--- WORK TO BE COMPLETED ---
Wherever the string "IGEA" appears in the listing, copy that line.

[Records contained in a dataset]

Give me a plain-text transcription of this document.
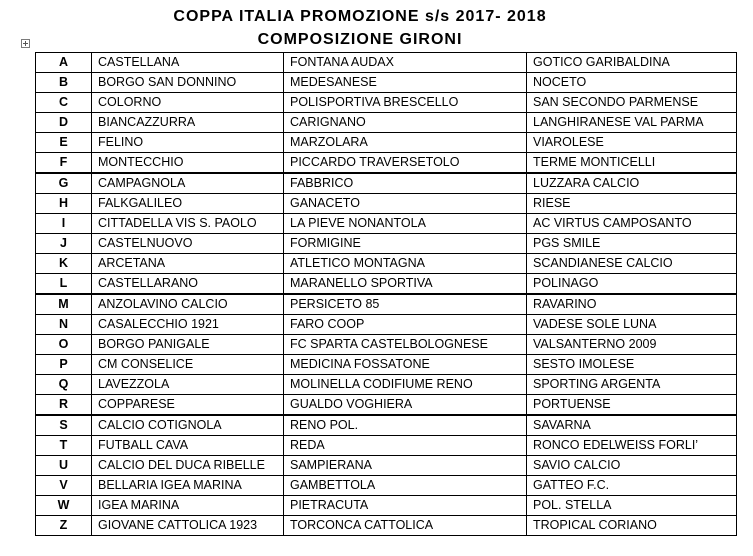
COPPA ITALIA PROMOZIONE s/s 2017- 2018
COMPOSIZIONE GIRONI
A	CASTELLANA	FONTANA AUDAX	GOTICO GARIBALDINA
B	BORGO SAN DONNINO	MEDESANESE	NOCETO
C	COLORNO	POLISPORTIVA BRESCELLO	SAN SECONDO PARMENSE
D	BIANCAZZURRA	CARIGNANO	LANGHIRANESE VAL PARMA
E	FELINO	MARZOLARA	VIAROLESE
F	MONTECCHIO	PICCARDO TRAVERSETOLO	TERME MONTICELLI
G	CAMPAGNOLA	FABBRICO	LUZZARA CALCIO
H	FALKGALILEO	GANACETO	RIESE
I	CITTADELLA VIS S. PAOLO	LA PIEVE NONANTOLA	AC VIRTUS CAMPOSANTO
J	CASTELNUOVO	FORMIGINE	PGS SMILE
K	ARCETANA	ATLETICO MONTAGNA	SCANDIANESE CALCIO
L	CASTELLARANO	MARANELLO SPORTIVA	POLINAGO
M	ANZOLAVINO CALCIO	PERSICETO 85	RAVARINO
N	CASALECCHIO 1921	FARO COOP	VADESE SOLE LUNA
O	BORGO PANIGALE	FC SPARTA CASTELBOLOGNESE	VALSANTERNO 2009
P	CM CONSELICE	MEDICINA FOSSATONE	SESTO IMOLESE
Q	LAVEZZOLA	MOLINELLA CODIFIUME RENO	SPORTING ARGENTA
R	COPPARESE	GUALDO VOGHIERA	PORTUENSE
S	CALCIO COTIGNOLA	RENO POL.	SAVARNA
T	FUTBALL CAVA	REDA	RONCO EDELWEISS FORLI’
U	CALCIO DEL DUCA RIBELLE	SAMPIERANA	SAVIO CALCIO
V	BELLARIA IGEA MARINA	GAMBETTOLA	GATTEO F.C.
W	IGEA MARINA	PIETRACUTA	POL. STELLA
Z	GIOVANE CATTOLICA 1923	TORCONCA CATTOLICA	TROPICAL CORIANO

--- CORRECT RESULT ---
V	BELLARIA IGEA MARINA	GAMBETTOLA	GATTEO F.C.
W	IGEA MARINA	PIETRACUTA	POL. STELLA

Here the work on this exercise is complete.